DIRECTIONS FOR THIS TASK:
Identify each line below containing the string "JSON" and copy it.
((
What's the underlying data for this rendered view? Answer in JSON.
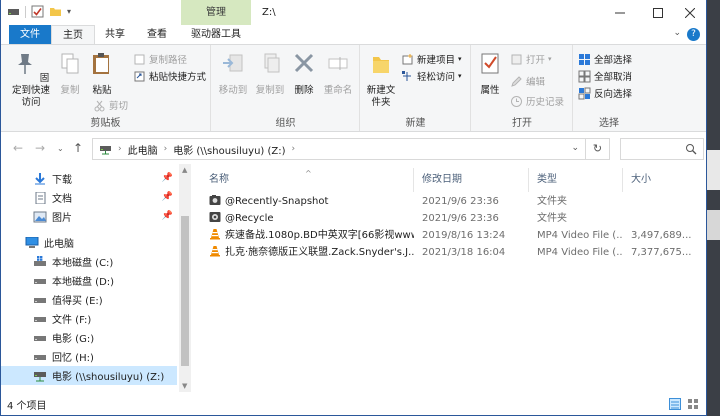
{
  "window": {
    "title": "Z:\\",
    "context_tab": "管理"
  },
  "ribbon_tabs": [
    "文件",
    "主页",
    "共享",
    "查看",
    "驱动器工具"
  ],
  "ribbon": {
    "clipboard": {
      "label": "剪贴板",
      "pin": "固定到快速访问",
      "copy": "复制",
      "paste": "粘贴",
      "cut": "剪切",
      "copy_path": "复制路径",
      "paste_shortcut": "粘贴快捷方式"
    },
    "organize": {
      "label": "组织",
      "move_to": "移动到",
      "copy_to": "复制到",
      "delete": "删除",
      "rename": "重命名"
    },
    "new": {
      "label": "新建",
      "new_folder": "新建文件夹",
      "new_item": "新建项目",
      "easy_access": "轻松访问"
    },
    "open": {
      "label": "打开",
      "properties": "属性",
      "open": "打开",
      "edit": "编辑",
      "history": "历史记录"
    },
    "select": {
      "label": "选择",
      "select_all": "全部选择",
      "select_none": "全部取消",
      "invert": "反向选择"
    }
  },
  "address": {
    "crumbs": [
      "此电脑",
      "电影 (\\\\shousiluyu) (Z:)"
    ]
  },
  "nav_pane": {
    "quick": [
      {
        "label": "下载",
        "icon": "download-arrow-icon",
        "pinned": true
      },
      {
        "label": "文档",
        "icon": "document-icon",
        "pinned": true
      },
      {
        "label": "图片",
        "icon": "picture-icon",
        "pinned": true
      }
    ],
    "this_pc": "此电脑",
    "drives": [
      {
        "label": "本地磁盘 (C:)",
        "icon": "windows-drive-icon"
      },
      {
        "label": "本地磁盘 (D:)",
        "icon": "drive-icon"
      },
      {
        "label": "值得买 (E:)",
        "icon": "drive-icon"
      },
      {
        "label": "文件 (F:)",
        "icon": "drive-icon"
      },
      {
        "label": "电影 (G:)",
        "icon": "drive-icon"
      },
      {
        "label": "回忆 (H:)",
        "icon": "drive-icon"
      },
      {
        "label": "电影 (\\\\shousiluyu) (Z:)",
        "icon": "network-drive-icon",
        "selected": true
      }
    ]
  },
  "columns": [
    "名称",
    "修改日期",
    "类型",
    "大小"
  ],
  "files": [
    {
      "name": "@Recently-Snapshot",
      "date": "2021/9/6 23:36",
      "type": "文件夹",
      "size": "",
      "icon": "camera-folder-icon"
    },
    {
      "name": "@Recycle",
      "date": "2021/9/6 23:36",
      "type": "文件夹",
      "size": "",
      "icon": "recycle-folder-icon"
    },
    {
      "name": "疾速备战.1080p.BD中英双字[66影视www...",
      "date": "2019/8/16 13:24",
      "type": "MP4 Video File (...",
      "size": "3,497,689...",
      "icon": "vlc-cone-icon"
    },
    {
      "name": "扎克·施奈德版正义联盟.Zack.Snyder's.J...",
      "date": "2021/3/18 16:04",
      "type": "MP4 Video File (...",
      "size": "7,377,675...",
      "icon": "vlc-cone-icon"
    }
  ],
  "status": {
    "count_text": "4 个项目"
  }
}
))
((
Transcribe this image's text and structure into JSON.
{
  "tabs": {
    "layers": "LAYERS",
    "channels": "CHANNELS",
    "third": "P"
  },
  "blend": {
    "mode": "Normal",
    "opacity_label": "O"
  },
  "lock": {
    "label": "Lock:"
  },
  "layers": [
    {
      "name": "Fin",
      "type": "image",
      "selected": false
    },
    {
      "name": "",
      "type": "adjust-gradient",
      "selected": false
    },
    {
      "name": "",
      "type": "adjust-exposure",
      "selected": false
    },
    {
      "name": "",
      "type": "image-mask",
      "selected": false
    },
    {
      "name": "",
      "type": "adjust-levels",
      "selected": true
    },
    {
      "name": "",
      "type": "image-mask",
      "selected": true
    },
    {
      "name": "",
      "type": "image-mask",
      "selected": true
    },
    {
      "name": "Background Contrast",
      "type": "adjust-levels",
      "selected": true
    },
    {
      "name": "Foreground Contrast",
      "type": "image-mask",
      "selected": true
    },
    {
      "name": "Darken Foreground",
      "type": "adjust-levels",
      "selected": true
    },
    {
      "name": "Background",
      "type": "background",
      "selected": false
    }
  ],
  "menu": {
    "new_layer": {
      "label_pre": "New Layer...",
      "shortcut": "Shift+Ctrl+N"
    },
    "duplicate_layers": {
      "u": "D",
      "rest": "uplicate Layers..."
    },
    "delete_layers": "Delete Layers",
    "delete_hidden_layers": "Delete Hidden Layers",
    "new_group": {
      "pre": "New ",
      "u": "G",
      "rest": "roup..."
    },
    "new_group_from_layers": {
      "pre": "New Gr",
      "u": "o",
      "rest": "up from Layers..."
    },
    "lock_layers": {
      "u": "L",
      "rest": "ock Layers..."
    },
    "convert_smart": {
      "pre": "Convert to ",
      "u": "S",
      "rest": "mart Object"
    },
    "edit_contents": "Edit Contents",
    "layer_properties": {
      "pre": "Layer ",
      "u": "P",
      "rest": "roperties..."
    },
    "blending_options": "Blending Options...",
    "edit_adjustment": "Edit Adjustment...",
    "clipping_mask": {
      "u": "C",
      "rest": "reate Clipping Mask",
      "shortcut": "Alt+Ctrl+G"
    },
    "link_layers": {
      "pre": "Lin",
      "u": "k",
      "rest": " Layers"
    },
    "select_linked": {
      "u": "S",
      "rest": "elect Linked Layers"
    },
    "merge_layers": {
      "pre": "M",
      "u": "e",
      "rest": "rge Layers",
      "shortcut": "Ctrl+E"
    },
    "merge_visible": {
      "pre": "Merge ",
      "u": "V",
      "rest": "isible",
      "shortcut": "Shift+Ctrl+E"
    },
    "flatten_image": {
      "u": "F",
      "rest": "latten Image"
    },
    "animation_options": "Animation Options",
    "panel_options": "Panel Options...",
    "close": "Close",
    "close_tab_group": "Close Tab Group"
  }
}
))
WRITTEN SOLUTION:
What's the underlying data for this rendered view? Answer in JSON.
Transcribe this image's text and structure into JSON.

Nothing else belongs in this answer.